## [Direction]
In your copy, reproduce the entries exactly as they are, minus the images.

## [Records shown]

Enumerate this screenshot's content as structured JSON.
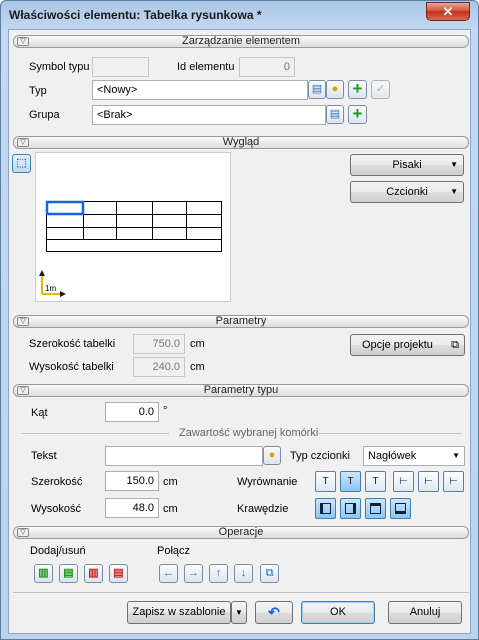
{
  "window": {
    "title": "Właściwości elementu: Tabelka rysunkowa *",
    "close_glyph": "✕"
  },
  "sections": {
    "zarzadzanie": "Zarządzanie elementem",
    "wyglad": "Wygląd",
    "parametry": "Parametry",
    "parametry_typu": "Parametry typu",
    "operacje": "Operacje"
  },
  "zarzadzanie": {
    "symbol_label": "Symbol typu",
    "symbol_value": "",
    "id_label": "Id elementu",
    "id_value": "0",
    "typ_label": "Typ",
    "typ_value": "<Nowy>",
    "grupa_label": "Grupa",
    "grupa_value": "<Brak>"
  },
  "wyglad": {
    "pisaki": "Pisaki",
    "czcionki": "Czcionki",
    "scale_label": "1m"
  },
  "parametry": {
    "szerokosc_label": "Szerokość tabelki",
    "szerokosc_value": "750.0",
    "szerokosc_unit": "cm",
    "wysokosc_label": "Wysokość tabelki",
    "wysokosc_value": "240.0",
    "wysokosc_unit": "cm",
    "opcje_projektu": "Opcje projektu"
  },
  "parametry_typu": {
    "kat_label": "Kąt",
    "kat_value": "0.0",
    "kat_unit": "°",
    "zawartosc_title": "Zawartość wybranej komórki",
    "tekst_label": "Tekst",
    "tekst_value": "",
    "typ_czcionki_label": "Typ czcionki",
    "typ_czcionki_value": "Nagłówek",
    "szerokosc_label": "Szerokość",
    "szerokosc_value": "150.0",
    "szerokosc_unit": "cm",
    "wysokosc_label": "Wysokość",
    "wysokosc_value": "48.0",
    "wysokosc_unit": "cm",
    "wyrownanie_label": "Wyrównanie",
    "krawedzie_label": "Krawędzie",
    "align_buttons": [
      "T",
      "T",
      "T",
      "⊢",
      "⊢",
      "⊢"
    ]
  },
  "operacje": {
    "dodaj_usun_label": "Dodaj/usuń",
    "polacz_label": "Połącz"
  },
  "footer": {
    "zapisz": "Zapisz w szablonie",
    "ok": "OK",
    "anuluj": "Anuluj"
  }
}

## [Result of the task]
Enumerate this screenshot's content as structured JSON.
{
  "window": {
    "title": "Właściwości elementu: Tabelka rysunkowa *",
    "close_glyph": "✕"
  },
  "sections": {
    "zarzadzanie": "Zarządzanie elementem",
    "wyglad": "Wygląd",
    "parametry": "Parametry",
    "parametry_typu": "Parametry typu",
    "operacje": "Operacje"
  },
  "zarzadzanie": {
    "symbol_label": "Symbol typu",
    "symbol_value": "",
    "id_label": "Id elementu",
    "id_value": "0",
    "typ_label": "Typ",
    "typ_value": "<Nowy>",
    "grupa_label": "Grupa",
    "grupa_value": "<Brak>"
  },
  "wyglad": {
    "pisaki": "Pisaki",
    "czcionki": "Czcionki",
    "scale_label": "1m"
  },
  "parametry": {
    "szerokosc_label": "Szerokość tabelki",
    "szerokosc_value": "750.0",
    "szerokosc_unit": "cm",
    "wysokosc_label": "Wysokość tabelki",
    "wysokosc_value": "240.0",
    "wysokosc_unit": "cm",
    "opcje_projektu": "Opcje projektu"
  },
  "parametry_typu": {
    "kat_label": "Kąt",
    "kat_value": "0.0",
    "kat_unit": "°",
    "zawartosc_title": "Zawartość wybranej komórki",
    "tekst_label": "Tekst",
    "tekst_value": "",
    "typ_czcionki_label": "Typ czcionki",
    "typ_czcionki_value": "Nagłówek",
    "szerokosc_label": "Szerokość",
    "szerokosc_value": "150.0",
    "szerokosc_unit": "cm",
    "wysokosc_label": "Wysokość",
    "wysokosc_value": "48.0",
    "wysokosc_unit": "cm",
    "wyrownanie_label": "Wyrównanie",
    "krawedzie_label": "Krawędzie",
    "align_buttons": [
      "T",
      "T",
      "T",
      "⊢",
      "⊢",
      "⊢"
    ]
  },
  "operacje": {
    "dodaj_usun_label": "Dodaj/usuń",
    "polacz_label": "Połącz"
  },
  "footer": {
    "zapisz": "Zapisz w szablonie",
    "ok": "OK",
    "anuluj": "Anuluj"
  }
}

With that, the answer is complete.